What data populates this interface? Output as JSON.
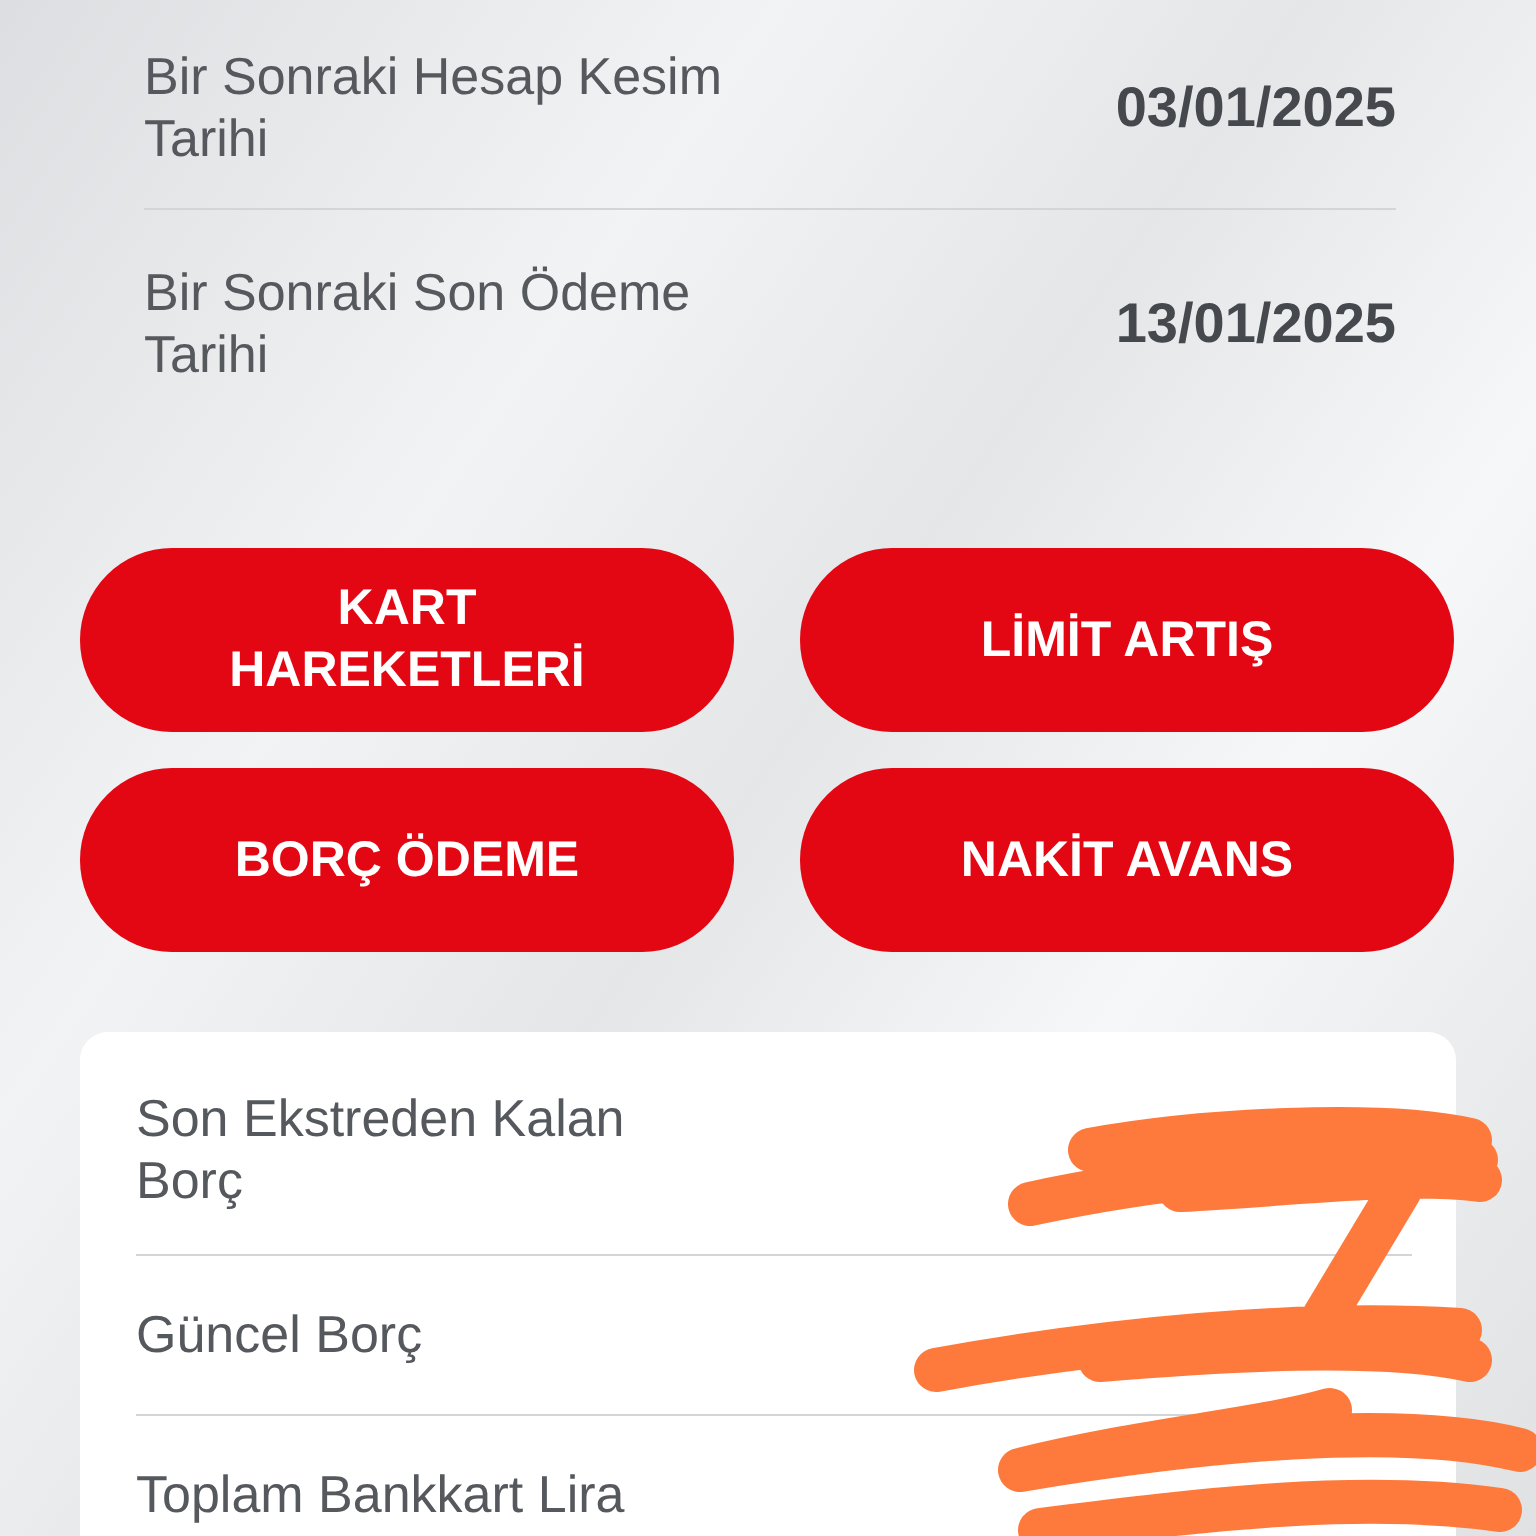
{
  "dates": [
    {
      "label": "Bir Sonraki Hesap Kesim Tarihi",
      "value": "03/01/2025"
    },
    {
      "label": "Bir Sonraki Son Ödeme Tarihi",
      "value": "13/01/2025"
    }
  ],
  "actions": [
    "KART HAREKETLERİ",
    "LİMİT ARTIŞ",
    "BORÇ ÖDEME",
    "NAKİT AVANS"
  ],
  "debts": [
    {
      "label": "Son Ekstreden Kalan Borç"
    },
    {
      "label": "Güncel Borç"
    },
    {
      "label": "Toplam Bankkart Lira"
    }
  ]
}
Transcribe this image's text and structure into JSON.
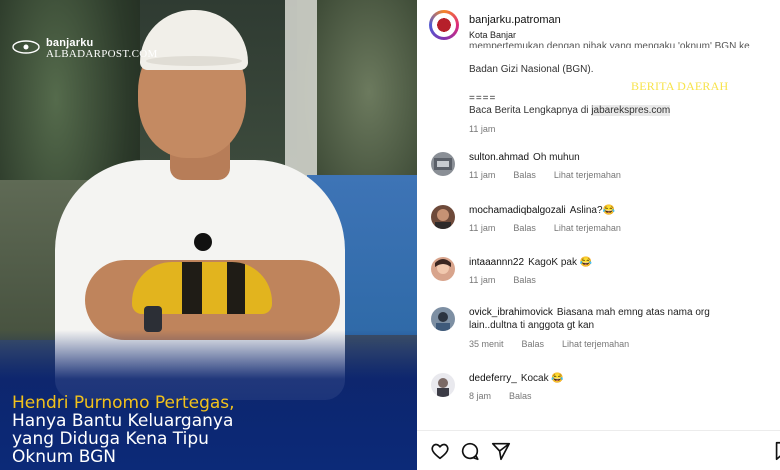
{
  "photo": {
    "logo": {
      "line1": "banjarku",
      "line2": "ALBADARPOST.COM"
    },
    "headline": {
      "line1": "Hendri Purnomo Pertegas,",
      "line2": "Hanya Bantu Keluarganya",
      "line3": "yang Diduga Kena Tipu",
      "line4": "Oknum BGN"
    },
    "colors": {
      "headline_accent": "#f2c21b",
      "panel_blue": "#0c2a78"
    }
  },
  "instagram": {
    "account": {
      "username": "banjarku.patroman",
      "location": "Kota Banjar"
    },
    "caption": {
      "cut_line": "mempertemukan dengan pihak yang mengaku 'oknum' BGN ke",
      "line_bgn": "Badan Gizi Nasional (BGN).",
      "separator": "====",
      "read_more_prefix": "Baca Berita Lengkapnya di",
      "read_more_link": "jabarekspres.com",
      "time": "11 jam"
    },
    "watermark": "BERITA DAERAH",
    "comments": [
      {
        "user": "sulton.ahmad",
        "text": "Oh muhun",
        "time": "11 jam",
        "reply": "Balas",
        "translate": "Lihat terjemahan"
      },
      {
        "user": "mochamadiqbalgozali",
        "text": "Aslina?😂",
        "time": "11 jam",
        "reply": "Balas",
        "translate": "Lihat terjemahan"
      },
      {
        "user": "intaaannn22",
        "text": "KagoK pak 😂",
        "time": "11 jam",
        "reply": "Balas"
      },
      {
        "user": "ovick_ibrahimovick",
        "text": "Biasana mah emng atas nama org",
        "text2": "lain..dultna ti anggota gt kan",
        "time": "35 menit",
        "reply": "Balas",
        "translate": "Lihat terjemahan"
      },
      {
        "user": "dedeferry_",
        "text": "Kocak 😂",
        "time": "8 jam",
        "reply": "Balas"
      }
    ],
    "actions": [
      "heart-icon",
      "comment-icon",
      "share-icon",
      "bookmark-icon"
    ]
  }
}
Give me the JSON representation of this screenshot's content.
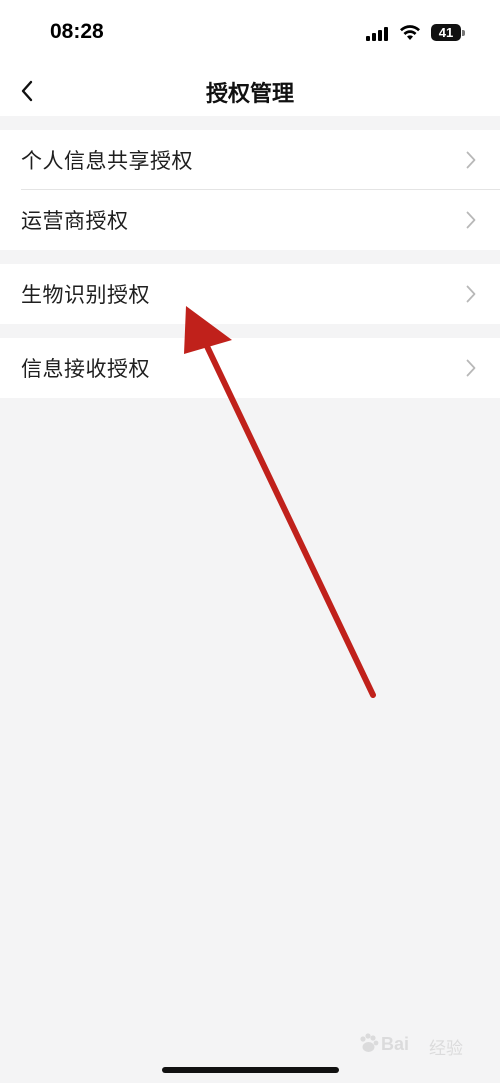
{
  "status_bar": {
    "time": "08:28",
    "battery_level": "41",
    "icons": [
      "signal-icon",
      "wifi-icon",
      "battery-icon"
    ]
  },
  "nav": {
    "back_icon": "chevron-left-icon",
    "title": "授权管理"
  },
  "menu_groups": [
    {
      "items": [
        {
          "label": "个人信息共享授权",
          "icon": "chevron-right-icon"
        },
        {
          "label": "运营商授权",
          "icon": "chevron-right-icon"
        }
      ]
    },
    {
      "items": [
        {
          "label": "生物识别授权",
          "icon": "chevron-right-icon"
        }
      ]
    },
    {
      "items": [
        {
          "label": "信息接收授权",
          "icon": "chevron-right-icon"
        }
      ]
    }
  ],
  "annotation": {
    "type": "arrow",
    "color": "#c0211b",
    "points_to": "生物识别授权"
  },
  "watermark": {
    "text": "Bai",
    "sub": "经验"
  },
  "colors": {
    "background": "#f4f4f5",
    "card": "#ffffff",
    "chevron": "#b8b8b8",
    "arrow": "#c0211b"
  }
}
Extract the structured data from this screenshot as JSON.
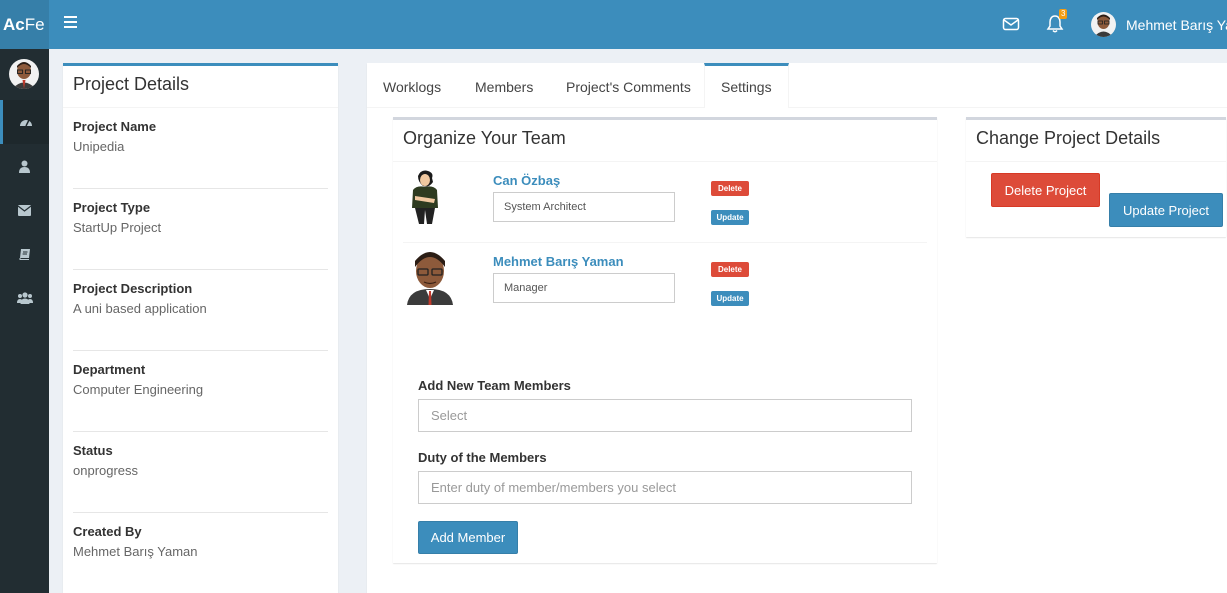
{
  "header": {
    "logo_bold": "Ac",
    "logo_rest": "Fe",
    "bell_count": "3",
    "user_name": "Mehmet Barış Yaman"
  },
  "sidebar": {
    "items": [
      "dashboard-icon",
      "user-icon",
      "envelope-icon",
      "book-icon",
      "users-icon"
    ]
  },
  "project_details": {
    "title": "Project Details",
    "items": [
      {
        "label": "Project Name",
        "value": "Unipedia"
      },
      {
        "label": "Project Type",
        "value": "StartUp Project"
      },
      {
        "label": "Project Description",
        "value": "A uni based application"
      },
      {
        "label": "Department",
        "value": "Computer Engineering"
      },
      {
        "label": "Status",
        "value": "onprogress"
      },
      {
        "label": "Created By",
        "value": "Mehmet Barış Yaman"
      }
    ]
  },
  "tabs": [
    {
      "label": "Worklogs",
      "active": false
    },
    {
      "label": "Members",
      "active": false
    },
    {
      "label": "Project's Comments",
      "active": false
    },
    {
      "label": "Settings",
      "active": true
    }
  ],
  "team": {
    "title": "Organize Your Team",
    "members": [
      {
        "name": "Can Özbaş",
        "duty": "System Architect",
        "delete_label": "Delete",
        "update_label": "Update"
      },
      {
        "name": "Mehmet Barış Yaman",
        "duty": "Manager",
        "delete_label": "Delete",
        "update_label": "Update"
      }
    ],
    "add_label": "Add New Team Members",
    "select_placeholder": "Select",
    "duty_label": "Duty of the Members",
    "duty_placeholder": "Enter duty of member/members you select",
    "add_button": "Add Member"
  },
  "change": {
    "title": "Change Project Details",
    "delete_button": "Delete Project",
    "update_button": "Update Project"
  },
  "colors": {
    "primary": "#3c8dbc",
    "danger": "#dd4b39",
    "sidebar": "#222d32",
    "badge": "#f39c12"
  }
}
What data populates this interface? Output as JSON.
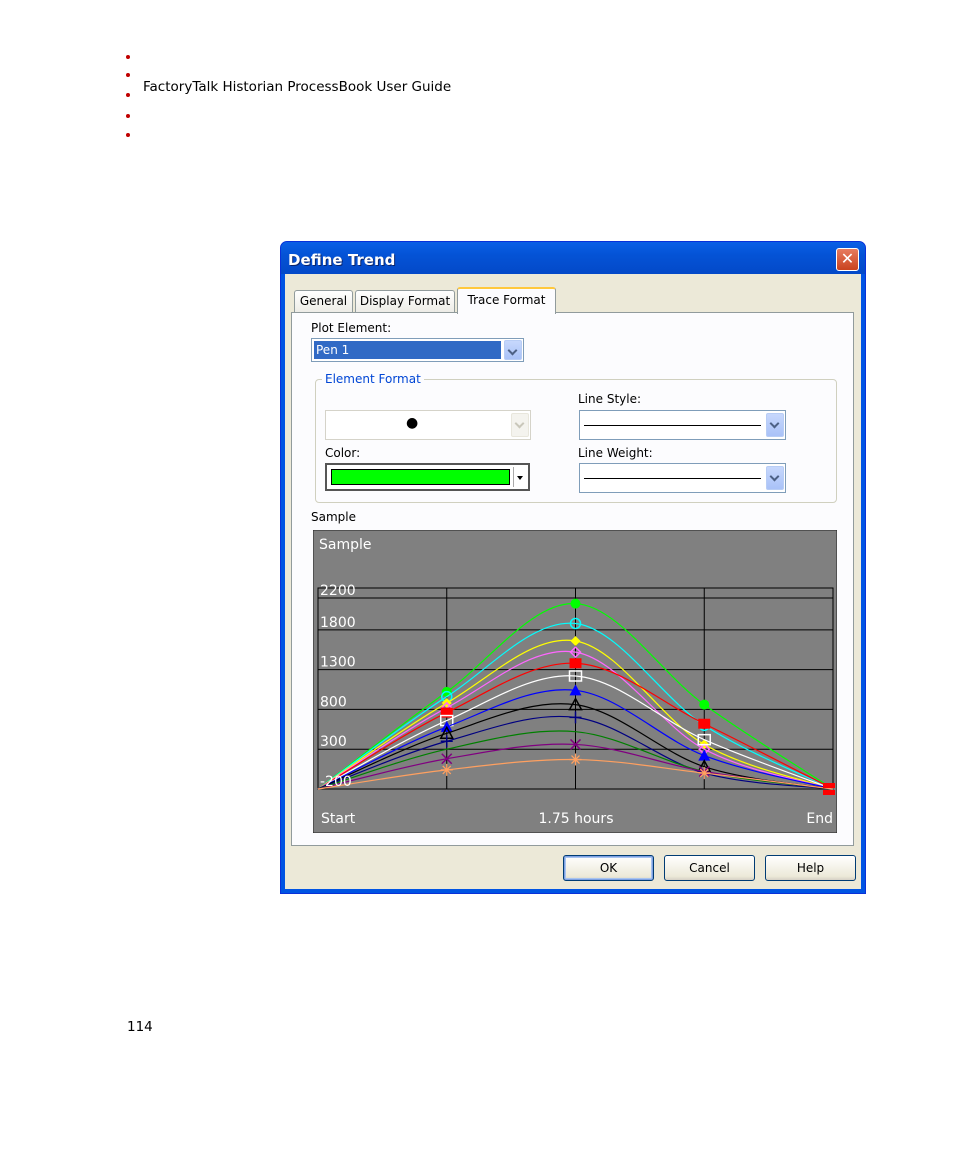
{
  "document": {
    "header": "FactoryTalk Historian ProcessBook User Guide",
    "page_number": "114"
  },
  "dialog": {
    "title": "Define Trend",
    "close_glyph": "✕",
    "tabs": [
      {
        "label": "General"
      },
      {
        "label": "Display Format"
      },
      {
        "label": "Trace Format"
      }
    ],
    "active_tab": "Trace Format",
    "plot_element_label": "Plot Element:",
    "plot_element_value": "Pen 1",
    "element_format_title": "Element Format",
    "marker_value": "●",
    "line_style_label": "Line Style:",
    "color_label": "Color:",
    "color_value": "#00ff00",
    "line_weight_label": "Line Weight:",
    "sample_label": "Sample",
    "buttons": {
      "ok": "OK",
      "cancel": "Cancel",
      "help": "Help"
    }
  },
  "chart_data": {
    "type": "line",
    "title": "Sample",
    "x_labels": {
      "start": "Start",
      "middle": "1.75 hours",
      "end": "End"
    },
    "y_ticks": [
      "2200",
      "1800",
      "1300",
      "800",
      "300",
      "-200"
    ],
    "ylim": [
      -200,
      2200
    ],
    "grid": true,
    "colors": {
      "plot_background": "#808080",
      "grid": "#000000",
      "text": "#ffffff"
    },
    "x": [
      0,
      0.25,
      0.5,
      0.75,
      1
    ],
    "series": [
      {
        "color": "#00ff00",
        "marker": "circle",
        "values": [
          -200,
          1020,
          2130,
          860,
          -200
        ]
      },
      {
        "color": "#00ffff",
        "marker": "open-circle",
        "values": [
          -200,
          960,
          1880,
          600,
          -200
        ]
      },
      {
        "color": "#ffff00",
        "marker": "diamond",
        "values": [
          -200,
          880,
          1660,
          360,
          -200
        ]
      },
      {
        "color": "#ff66ff",
        "marker": "open-diamond",
        "values": [
          -200,
          820,
          1520,
          300,
          -200
        ]
      },
      {
        "color": "#ff0000",
        "marker": "square",
        "values": [
          -200,
          760,
          1380,
          620,
          -200
        ]
      },
      {
        "color": "#ffffff",
        "marker": "open-square",
        "values": [
          -200,
          660,
          1220,
          420,
          -200
        ]
      },
      {
        "color": "#0000ff",
        "marker": "triangle",
        "values": [
          -200,
          580,
          1040,
          220,
          -200
        ]
      },
      {
        "color": "#000000",
        "marker": "open-triangle",
        "values": [
          -200,
          500,
          860,
          80,
          -200
        ]
      },
      {
        "color": "#000080",
        "marker": "plus",
        "values": [
          -200,
          400,
          700,
          0,
          -200
        ]
      },
      {
        "color": "#008000",
        "marker": "none",
        "values": [
          -200,
          300,
          520,
          20,
          -200
        ]
      },
      {
        "color": "#800080",
        "marker": "x",
        "values": [
          -200,
          180,
          360,
          20,
          -200
        ]
      },
      {
        "color": "#ffa060",
        "marker": "asterisk",
        "values": [
          -200,
          40,
          170,
          0,
          -200
        ]
      }
    ]
  }
}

= = = = = = =

**What is required**:
In the material above, tally every line with the string "Mehmet" in it, then give that number alone.

**Result of this task**:
3